PROBLEM STATEMENT: Examine the records and identify each line that includes the string "name". Copy those lines.

INPUT DATA:

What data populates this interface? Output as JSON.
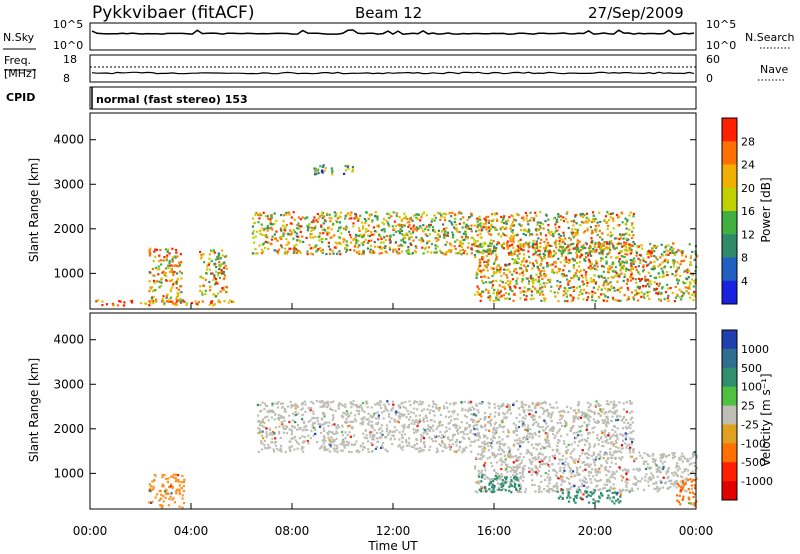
{
  "header": {
    "radar": "Pykkvibaer (fitACF)",
    "beam": "Beam 12",
    "date": "27/Sep/2009"
  },
  "panel_nsky": {
    "left_label": "N.Sky",
    "right_label": "N.Search",
    "ticks_left": [
      "10^5",
      "10^0"
    ],
    "ticks_right": [
      "10^5",
      "10^0"
    ]
  },
  "panel_freq": {
    "left_label_1": "Freq.",
    "left_label_2": "[MHz]",
    "right_label": "Nave",
    "ticks_left": [
      "18",
      "8"
    ],
    "ticks_right": [
      "60",
      "0"
    ]
  },
  "cpid": {
    "label": "CPID",
    "text": "normal (fast stereo) 153"
  },
  "chart_data": [
    {
      "type": "heatmap",
      "name": "power",
      "ylabel": "Slant Range [km]",
      "ylim": [
        200,
        4600
      ],
      "yticks": [
        1000,
        2000,
        3000,
        4000
      ],
      "colorbar_label": "Power [dB]",
      "colorbar_ticks": [
        4,
        8,
        12,
        16,
        20,
        24,
        28
      ],
      "colorbar_colors": [
        "#1a20e0",
        "#2060c0",
        "#2f8a6a",
        "#40b040",
        "#c0d000",
        "#f0b000",
        "#ff7000",
        "#ff2000"
      ],
      "echo_bands": [
        {
          "t0": 0.2,
          "t1": 5.8,
          "r0": 300,
          "r1": 420,
          "level": 0.85
        },
        {
          "t0": 2.3,
          "t1": 3.6,
          "r0": 350,
          "r1": 1600,
          "level": 0.7
        },
        {
          "t0": 4.3,
          "t1": 5.4,
          "r0": 500,
          "r1": 1550,
          "level": 0.6
        },
        {
          "t0": 6.4,
          "t1": 21.5,
          "r0": 1450,
          "r1": 2400,
          "level": 0.6
        },
        {
          "t0": 15.2,
          "t1": 24.0,
          "r0": 400,
          "r1": 1700,
          "level": 0.65
        },
        {
          "t0": 8.8,
          "t1": 10.5,
          "r0": 3250,
          "r1": 3450,
          "level": 0.35
        }
      ]
    },
    {
      "type": "heatmap",
      "name": "velocity",
      "ylabel": "Slant Range [km]",
      "ylim": [
        200,
        4600
      ],
      "yticks": [
        1000,
        2000,
        3000,
        4000
      ],
      "xlabel": "Time UT",
      "xticks": [
        "00:00",
        "04:00",
        "08:00",
        "12:00",
        "16:00",
        "20:00",
        "00:00"
      ],
      "colorbar_label": "Velocity [m s⁻¹]",
      "colorbar_ticks": [
        "1000",
        "500",
        "100",
        "25",
        "-25",
        "-100",
        "-500",
        "-1000"
      ],
      "colorbar_colors": [
        "#2040b0",
        "#2e6e8e",
        "#2f8f6f",
        "#50c040",
        "#bebeb6",
        "#e0a020",
        "#ff7000",
        "#ff2000",
        "#e00000"
      ],
      "echo_bands": [
        {
          "t0": 6.6,
          "t1": 21.5,
          "r0": 1500,
          "r1": 2650,
          "color": "#bebeb6"
        },
        {
          "t0": 15.2,
          "t1": 24.0,
          "r0": 600,
          "r1": 1500,
          "color": "#bebeb6"
        },
        {
          "t0": 2.3,
          "t1": 3.7,
          "r0": 250,
          "r1": 1000,
          "color": "#ff9020"
        },
        {
          "t0": 15.3,
          "t1": 17.0,
          "r0": 600,
          "r1": 1000,
          "color": "#2f8f6f"
        },
        {
          "t0": 18.5,
          "t1": 21.0,
          "r0": 350,
          "r1": 650,
          "color": "#2f8f6f"
        },
        {
          "t0": 23.2,
          "t1": 24.0,
          "r0": 300,
          "r1": 900,
          "color": "#ff7000"
        }
      ]
    }
  ]
}
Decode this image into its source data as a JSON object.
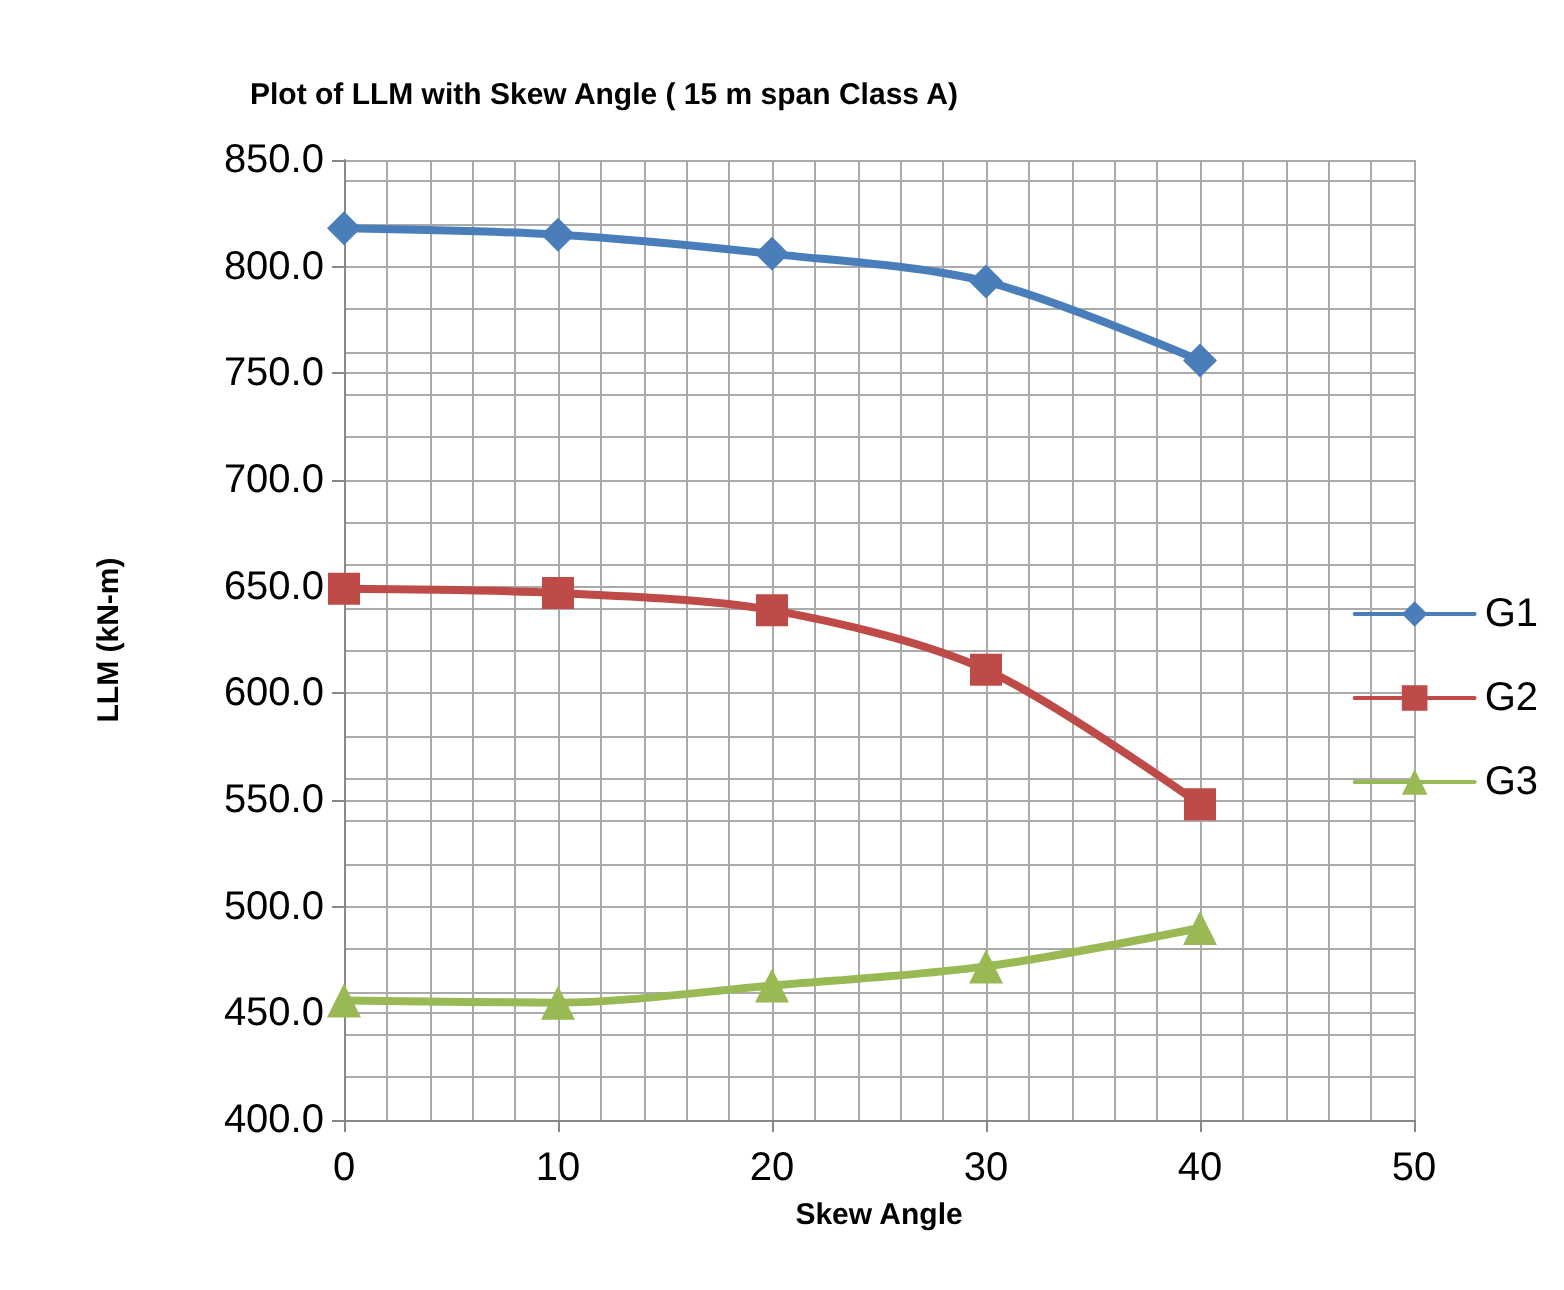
{
  "chart_data": {
    "type": "line",
    "title": "Plot of LLM with Skew Angle ( 15 m span Class A)",
    "xlabel": "Skew Angle",
    "ylabel": "LLM (kN-m)",
    "x": [
      0,
      10,
      20,
      30,
      40
    ],
    "series": [
      {
        "name": "G1",
        "color": "#4a7ebb",
        "marker": "diamond",
        "values": [
          818,
          815,
          806,
          793,
          756
        ]
      },
      {
        "name": "G2",
        "color": "#be4b48",
        "marker": "square",
        "values": [
          649,
          647,
          639,
          611,
          548
        ]
      },
      {
        "name": "G3",
        "color": "#98b954",
        "marker": "triangle",
        "values": [
          456,
          455,
          463,
          472,
          490
        ]
      }
    ],
    "xlim": [
      0,
      50
    ],
    "xticks": [
      0,
      10,
      20,
      30,
      40,
      50
    ],
    "ylim": [
      400,
      850
    ],
    "yticks": [
      {
        "value": 400,
        "label": "400.0"
      },
      {
        "value": 450,
        "label": "450.0"
      },
      {
        "value": 500,
        "label": "500.0"
      },
      {
        "value": 550,
        "label": "550.0"
      },
      {
        "value": 600,
        "label": "600.0"
      },
      {
        "value": 650,
        "label": "650.0"
      },
      {
        "value": 700,
        "label": "700.0"
      },
      {
        "value": 750,
        "label": "750.0"
      },
      {
        "value": 800,
        "label": "800.0"
      },
      {
        "value": 850,
        "label": "850.0"
      }
    ],
    "grid": true,
    "legend": "right",
    "line_style": "solid"
  }
}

WRITTEN RESPONSE:
      "name": "power",
      "name": "velocity",
        "name": "G1",
        "name": "G2",
        "name": "G3",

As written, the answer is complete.